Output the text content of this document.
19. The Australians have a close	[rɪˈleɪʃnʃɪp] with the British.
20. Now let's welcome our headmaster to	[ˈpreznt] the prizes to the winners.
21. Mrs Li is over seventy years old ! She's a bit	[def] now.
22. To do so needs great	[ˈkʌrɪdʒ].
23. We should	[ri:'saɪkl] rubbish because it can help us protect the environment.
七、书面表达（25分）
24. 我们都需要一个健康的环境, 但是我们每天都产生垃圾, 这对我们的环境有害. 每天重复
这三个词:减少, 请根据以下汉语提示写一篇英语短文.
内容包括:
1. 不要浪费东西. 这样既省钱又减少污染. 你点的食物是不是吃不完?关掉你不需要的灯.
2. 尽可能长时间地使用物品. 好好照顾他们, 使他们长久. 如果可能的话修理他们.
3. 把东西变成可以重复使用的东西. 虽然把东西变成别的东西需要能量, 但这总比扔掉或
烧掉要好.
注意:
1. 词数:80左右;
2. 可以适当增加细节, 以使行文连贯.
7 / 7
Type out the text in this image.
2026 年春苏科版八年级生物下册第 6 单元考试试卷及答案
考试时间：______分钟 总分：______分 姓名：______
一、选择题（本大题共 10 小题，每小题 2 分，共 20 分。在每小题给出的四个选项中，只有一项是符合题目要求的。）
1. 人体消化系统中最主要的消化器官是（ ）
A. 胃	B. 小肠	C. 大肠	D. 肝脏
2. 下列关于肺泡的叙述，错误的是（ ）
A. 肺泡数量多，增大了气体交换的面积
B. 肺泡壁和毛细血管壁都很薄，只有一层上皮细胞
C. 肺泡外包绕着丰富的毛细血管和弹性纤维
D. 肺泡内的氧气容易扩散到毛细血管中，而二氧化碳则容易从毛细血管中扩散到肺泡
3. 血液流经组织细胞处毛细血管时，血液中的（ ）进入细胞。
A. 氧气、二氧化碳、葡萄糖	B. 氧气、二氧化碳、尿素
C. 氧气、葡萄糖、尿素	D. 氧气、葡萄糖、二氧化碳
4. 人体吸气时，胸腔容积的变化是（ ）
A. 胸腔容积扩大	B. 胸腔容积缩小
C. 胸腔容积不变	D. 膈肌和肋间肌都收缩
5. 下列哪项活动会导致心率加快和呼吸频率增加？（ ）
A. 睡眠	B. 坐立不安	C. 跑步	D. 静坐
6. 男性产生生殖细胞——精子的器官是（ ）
****************************************
Given request:
Transcribe each record exactly. Leave nothing out.

The completed task:
Output the text content of this document.
19. The Australians have a close	[rɪˈleɪʃnʃɪp] with the British.
20. Now let's welcome our headmaster to	[ˈpreznt] the prizes to the winners.
21. Mrs Li is over seventy years old ! She's a bit	[def] now.
22. To do so needs great	[ˈkʌrɪdʒ].
23. We should	[ri:'saɪkl] rubbish because it can help us protect the environment.
七、书面表达（25分）
24. 我们都需要一个健康的环境, 但是我们每天都产生垃圾, 这对我们的环境有害. 每天重复
这三个词:减少, 请根据以下汉语提示写一篇英语短文.
内容包括:
1. 不要浪费东西. 这样既省钱又减少污染. 你点的食物是不是吃不完?关掉你不需要的灯.
2. 尽可能长时间地使用物品. 好好照顾他们, 使他们长久. 如果可能的话修理他们.
3. 把东西变成可以重复使用的东西. 虽然把东西变成别的东西需要能量, 但这总比扔掉或
烧掉要好.
注意:
1. 词数:80左右;
2. 可以适当增加细节, 以使行文连贯.
7 / 7
Type out the text in this image.
2026 年春苏科版八年级生物下册第 6 单元考试试卷及答案
考试时间：______分钟 总分：______分 姓名：______
一、选择题（本大题共 10 小题，每小题 2 分，共 20 分。在每小题给出的四个选项中，只有一项是符合题目要求的。）
1. 人体消化系统中最主要的消化器官是（ ）
A. 胃	B. 小肠	C. 大肠	D. 肝脏
2. 下列关于肺泡的叙述，错误的是（ ）
A. 肺泡数量多，增大了气体交换的面积
B. 肺泡壁和毛细血管壁都很薄，只有一层上皮细胞
C. 肺泡外包绕着丰富的毛细血管和弹性纤维
D. 肺泡内的氧气容易扩散到毛细血管中，而二氧化碳则容易从毛细血管中扩散到肺泡
3. 血液流经组织细胞处毛细血管时，血液中的（ ）进入细胞。
A. 氧气、二氧化碳、葡萄糖	B. 氧气、二氧化碳、尿素
C. 氧气、葡萄糖、尿素	D. 氧气、葡萄糖、二氧化碳
4. 人体吸气时，胸腔容积的变化是（ ）
A. 胸腔容积扩大	B. 胸腔容积缩小
C. 胸腔容积不变	D. 膈肌和肋间肌都收缩
5. 下列哪项活动会导致心率加快和呼吸频率增加？（ ）
A. 睡眠	B. 坐立不安	C. 跑步	D. 静坐
6. 男性产生生殖细胞——精子的器官是（ ）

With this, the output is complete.